### Exercise
Write out the records line for line, from their first line through the line containing "clue-number: 11 <box>463 406 487 430</box>", both ends included.

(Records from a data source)

###

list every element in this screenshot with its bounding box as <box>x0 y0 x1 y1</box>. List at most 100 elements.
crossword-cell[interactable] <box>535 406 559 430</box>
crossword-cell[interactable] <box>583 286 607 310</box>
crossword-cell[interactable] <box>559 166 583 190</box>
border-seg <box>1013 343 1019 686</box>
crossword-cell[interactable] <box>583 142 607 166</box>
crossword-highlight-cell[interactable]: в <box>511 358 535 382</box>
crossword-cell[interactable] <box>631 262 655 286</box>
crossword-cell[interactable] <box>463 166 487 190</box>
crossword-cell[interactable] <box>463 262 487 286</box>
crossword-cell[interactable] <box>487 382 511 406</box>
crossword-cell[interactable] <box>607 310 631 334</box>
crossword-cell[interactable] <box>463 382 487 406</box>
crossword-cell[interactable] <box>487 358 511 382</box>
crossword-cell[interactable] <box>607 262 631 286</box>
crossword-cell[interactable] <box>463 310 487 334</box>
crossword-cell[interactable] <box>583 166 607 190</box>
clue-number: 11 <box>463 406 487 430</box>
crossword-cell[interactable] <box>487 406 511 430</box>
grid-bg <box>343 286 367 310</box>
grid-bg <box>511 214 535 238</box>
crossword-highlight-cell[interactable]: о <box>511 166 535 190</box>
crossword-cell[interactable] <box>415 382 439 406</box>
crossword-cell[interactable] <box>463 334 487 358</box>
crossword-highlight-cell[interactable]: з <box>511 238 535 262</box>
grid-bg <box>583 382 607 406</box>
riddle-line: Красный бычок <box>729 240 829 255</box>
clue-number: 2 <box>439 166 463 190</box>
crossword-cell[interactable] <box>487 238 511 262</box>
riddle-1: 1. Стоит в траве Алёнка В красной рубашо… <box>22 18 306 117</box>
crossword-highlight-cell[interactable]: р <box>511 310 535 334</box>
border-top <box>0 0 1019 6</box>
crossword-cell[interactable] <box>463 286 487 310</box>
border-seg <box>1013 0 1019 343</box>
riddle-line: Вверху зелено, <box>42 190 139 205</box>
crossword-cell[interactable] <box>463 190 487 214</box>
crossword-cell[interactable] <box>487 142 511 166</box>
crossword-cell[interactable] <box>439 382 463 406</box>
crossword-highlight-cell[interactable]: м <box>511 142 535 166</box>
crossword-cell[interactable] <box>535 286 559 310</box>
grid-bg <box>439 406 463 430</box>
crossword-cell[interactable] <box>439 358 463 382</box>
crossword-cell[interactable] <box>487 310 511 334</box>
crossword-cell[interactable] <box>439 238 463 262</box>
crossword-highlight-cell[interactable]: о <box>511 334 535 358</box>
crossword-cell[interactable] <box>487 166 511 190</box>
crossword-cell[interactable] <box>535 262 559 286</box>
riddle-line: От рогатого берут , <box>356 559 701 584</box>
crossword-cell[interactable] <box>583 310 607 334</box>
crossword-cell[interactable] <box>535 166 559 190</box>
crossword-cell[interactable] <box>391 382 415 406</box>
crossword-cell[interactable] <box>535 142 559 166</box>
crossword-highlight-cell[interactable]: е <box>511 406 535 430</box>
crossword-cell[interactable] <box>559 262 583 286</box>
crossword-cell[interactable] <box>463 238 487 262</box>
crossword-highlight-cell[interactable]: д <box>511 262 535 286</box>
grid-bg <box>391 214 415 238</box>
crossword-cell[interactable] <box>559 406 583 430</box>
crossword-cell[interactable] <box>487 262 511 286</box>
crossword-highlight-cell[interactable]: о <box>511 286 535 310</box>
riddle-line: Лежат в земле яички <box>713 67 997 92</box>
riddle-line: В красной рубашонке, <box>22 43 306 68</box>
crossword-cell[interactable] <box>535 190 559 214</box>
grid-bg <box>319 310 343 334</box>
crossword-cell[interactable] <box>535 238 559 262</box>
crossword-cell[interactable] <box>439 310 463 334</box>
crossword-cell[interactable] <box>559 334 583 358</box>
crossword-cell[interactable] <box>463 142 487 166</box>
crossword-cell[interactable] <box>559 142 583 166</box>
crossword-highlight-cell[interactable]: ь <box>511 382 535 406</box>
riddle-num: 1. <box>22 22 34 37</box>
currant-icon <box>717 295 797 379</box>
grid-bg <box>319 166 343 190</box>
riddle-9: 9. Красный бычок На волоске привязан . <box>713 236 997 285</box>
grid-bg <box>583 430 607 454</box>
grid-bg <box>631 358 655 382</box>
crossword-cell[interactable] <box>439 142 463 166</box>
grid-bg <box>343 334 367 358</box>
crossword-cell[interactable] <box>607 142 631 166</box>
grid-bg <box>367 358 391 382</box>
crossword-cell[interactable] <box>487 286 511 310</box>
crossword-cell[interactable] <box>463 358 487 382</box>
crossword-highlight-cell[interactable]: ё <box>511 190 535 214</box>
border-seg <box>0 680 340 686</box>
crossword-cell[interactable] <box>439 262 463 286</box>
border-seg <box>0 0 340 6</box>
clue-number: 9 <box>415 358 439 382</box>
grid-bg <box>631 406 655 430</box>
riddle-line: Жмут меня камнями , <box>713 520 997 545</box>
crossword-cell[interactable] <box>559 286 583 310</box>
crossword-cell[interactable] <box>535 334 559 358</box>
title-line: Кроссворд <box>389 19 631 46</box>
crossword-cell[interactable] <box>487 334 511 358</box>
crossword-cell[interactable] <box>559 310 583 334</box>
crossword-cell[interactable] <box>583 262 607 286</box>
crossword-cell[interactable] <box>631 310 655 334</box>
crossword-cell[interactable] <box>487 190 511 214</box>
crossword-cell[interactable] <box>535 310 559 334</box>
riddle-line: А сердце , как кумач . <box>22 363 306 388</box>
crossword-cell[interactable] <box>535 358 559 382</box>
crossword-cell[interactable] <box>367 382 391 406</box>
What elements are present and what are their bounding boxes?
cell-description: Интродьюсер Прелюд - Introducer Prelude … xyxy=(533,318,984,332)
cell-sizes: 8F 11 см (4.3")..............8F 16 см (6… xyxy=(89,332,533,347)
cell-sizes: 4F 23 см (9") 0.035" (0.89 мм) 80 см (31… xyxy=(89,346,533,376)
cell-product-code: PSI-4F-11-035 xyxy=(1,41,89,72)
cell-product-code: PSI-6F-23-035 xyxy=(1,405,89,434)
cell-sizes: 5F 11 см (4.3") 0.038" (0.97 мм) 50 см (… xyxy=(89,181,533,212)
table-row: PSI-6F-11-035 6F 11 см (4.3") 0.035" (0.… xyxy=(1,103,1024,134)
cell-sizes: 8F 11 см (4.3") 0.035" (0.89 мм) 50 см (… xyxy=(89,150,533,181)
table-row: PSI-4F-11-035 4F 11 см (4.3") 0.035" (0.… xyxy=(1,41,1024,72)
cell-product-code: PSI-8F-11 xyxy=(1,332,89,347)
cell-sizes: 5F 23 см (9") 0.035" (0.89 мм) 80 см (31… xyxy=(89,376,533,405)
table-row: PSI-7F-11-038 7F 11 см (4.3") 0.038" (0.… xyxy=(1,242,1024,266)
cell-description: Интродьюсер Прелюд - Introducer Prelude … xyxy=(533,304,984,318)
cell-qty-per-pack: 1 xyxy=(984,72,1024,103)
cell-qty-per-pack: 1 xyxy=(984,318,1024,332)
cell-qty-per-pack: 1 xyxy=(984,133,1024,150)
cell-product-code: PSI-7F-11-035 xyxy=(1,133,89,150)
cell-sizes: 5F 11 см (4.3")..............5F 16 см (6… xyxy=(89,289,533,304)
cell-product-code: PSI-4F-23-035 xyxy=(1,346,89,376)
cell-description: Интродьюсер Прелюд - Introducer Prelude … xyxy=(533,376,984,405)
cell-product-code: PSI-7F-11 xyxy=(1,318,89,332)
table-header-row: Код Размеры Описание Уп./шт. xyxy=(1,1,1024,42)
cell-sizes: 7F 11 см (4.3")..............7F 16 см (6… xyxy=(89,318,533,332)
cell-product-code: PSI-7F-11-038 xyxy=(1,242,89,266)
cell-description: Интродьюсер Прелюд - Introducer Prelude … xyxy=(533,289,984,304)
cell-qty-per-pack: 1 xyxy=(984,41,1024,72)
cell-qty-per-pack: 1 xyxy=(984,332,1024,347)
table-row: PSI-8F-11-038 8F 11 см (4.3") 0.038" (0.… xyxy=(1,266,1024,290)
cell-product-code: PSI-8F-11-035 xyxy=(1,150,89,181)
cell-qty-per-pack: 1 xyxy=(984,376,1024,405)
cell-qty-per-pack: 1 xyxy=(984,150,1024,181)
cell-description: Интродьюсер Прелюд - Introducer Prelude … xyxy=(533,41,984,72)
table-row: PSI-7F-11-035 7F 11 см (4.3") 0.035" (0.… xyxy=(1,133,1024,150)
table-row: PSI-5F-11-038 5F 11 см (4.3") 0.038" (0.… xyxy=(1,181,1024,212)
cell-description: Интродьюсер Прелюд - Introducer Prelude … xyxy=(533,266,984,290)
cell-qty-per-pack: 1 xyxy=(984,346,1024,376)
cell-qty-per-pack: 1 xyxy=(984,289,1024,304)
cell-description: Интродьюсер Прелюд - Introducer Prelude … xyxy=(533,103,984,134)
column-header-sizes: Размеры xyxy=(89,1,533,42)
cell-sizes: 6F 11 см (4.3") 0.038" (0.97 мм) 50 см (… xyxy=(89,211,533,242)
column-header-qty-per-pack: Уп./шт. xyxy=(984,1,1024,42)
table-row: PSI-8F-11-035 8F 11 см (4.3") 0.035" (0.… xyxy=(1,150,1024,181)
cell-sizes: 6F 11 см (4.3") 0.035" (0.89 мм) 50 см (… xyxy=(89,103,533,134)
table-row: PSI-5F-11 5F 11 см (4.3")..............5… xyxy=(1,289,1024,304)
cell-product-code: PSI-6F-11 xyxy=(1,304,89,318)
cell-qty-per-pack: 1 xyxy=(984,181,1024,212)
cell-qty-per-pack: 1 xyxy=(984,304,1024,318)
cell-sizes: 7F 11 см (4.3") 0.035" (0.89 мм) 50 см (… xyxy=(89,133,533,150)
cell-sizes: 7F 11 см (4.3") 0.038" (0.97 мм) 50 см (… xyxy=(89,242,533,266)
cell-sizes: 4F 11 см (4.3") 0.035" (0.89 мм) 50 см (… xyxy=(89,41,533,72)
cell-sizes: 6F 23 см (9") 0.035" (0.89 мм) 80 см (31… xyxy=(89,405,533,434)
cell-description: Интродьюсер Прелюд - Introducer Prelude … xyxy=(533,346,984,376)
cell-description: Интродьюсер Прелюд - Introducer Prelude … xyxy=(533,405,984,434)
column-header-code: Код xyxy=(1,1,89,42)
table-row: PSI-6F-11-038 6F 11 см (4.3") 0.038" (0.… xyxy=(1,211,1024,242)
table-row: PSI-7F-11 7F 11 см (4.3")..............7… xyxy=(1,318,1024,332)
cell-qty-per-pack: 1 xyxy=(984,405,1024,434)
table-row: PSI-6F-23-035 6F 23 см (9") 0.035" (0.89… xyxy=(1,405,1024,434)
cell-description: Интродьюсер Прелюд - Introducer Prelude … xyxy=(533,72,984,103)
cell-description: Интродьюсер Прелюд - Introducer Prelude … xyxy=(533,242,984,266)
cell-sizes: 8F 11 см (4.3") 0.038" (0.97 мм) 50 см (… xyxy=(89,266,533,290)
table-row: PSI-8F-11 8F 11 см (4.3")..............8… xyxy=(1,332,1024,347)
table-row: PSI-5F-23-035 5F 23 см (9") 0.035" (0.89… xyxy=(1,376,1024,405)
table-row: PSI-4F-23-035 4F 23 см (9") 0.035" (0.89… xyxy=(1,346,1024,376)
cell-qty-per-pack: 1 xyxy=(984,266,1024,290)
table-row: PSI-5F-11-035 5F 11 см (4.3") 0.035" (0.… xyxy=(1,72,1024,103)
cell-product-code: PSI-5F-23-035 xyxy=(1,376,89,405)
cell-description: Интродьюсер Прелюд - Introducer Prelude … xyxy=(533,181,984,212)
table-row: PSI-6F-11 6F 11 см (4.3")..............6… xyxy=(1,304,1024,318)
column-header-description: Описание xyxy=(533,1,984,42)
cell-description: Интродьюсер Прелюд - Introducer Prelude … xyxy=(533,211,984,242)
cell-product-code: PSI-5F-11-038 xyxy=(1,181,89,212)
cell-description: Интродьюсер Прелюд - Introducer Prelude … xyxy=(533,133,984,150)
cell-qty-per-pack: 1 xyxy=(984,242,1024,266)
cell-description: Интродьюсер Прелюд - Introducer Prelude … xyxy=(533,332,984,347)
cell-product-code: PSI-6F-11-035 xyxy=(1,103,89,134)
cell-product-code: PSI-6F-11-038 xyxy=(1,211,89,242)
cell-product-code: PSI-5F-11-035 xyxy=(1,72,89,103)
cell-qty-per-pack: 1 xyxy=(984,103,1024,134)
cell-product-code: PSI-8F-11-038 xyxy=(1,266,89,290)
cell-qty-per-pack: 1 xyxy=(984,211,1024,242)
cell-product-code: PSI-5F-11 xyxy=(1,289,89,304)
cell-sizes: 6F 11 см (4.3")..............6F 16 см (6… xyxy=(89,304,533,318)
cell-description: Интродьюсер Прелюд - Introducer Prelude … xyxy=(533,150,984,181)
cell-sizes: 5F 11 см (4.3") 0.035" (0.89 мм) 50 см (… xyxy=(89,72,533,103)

###

### Solution to this exercise
list every element in this screenshot with its bounding box as <box>x0 y0 x1 y1</box>. List at most 100 elements.
crossword-cell[interactable] <box>535 406 559 430</box>
crossword-cell[interactable] <box>583 286 607 310</box>
crossword-cell[interactable] <box>559 166 583 190</box>
border-seg <box>1013 343 1019 686</box>
crossword-cell[interactable] <box>583 142 607 166</box>
crossword-highlight-cell[interactable]: в <box>511 358 535 382</box>
crossword-cell[interactable] <box>631 262 655 286</box>
crossword-cell[interactable] <box>463 166 487 190</box>
crossword-cell[interactable] <box>463 262 487 286</box>
crossword-cell[interactable] <box>487 382 511 406</box>
crossword-cell[interactable] <box>607 310 631 334</box>
crossword-cell[interactable] <box>463 382 487 406</box>
crossword-cell[interactable] <box>487 358 511 382</box>
crossword-cell[interactable] <box>607 262 631 286</box>
crossword-cell[interactable] <box>463 310 487 334</box>
crossword-cell[interactable] <box>583 166 607 190</box>
clue-number: 11 <box>463 406 487 430</box>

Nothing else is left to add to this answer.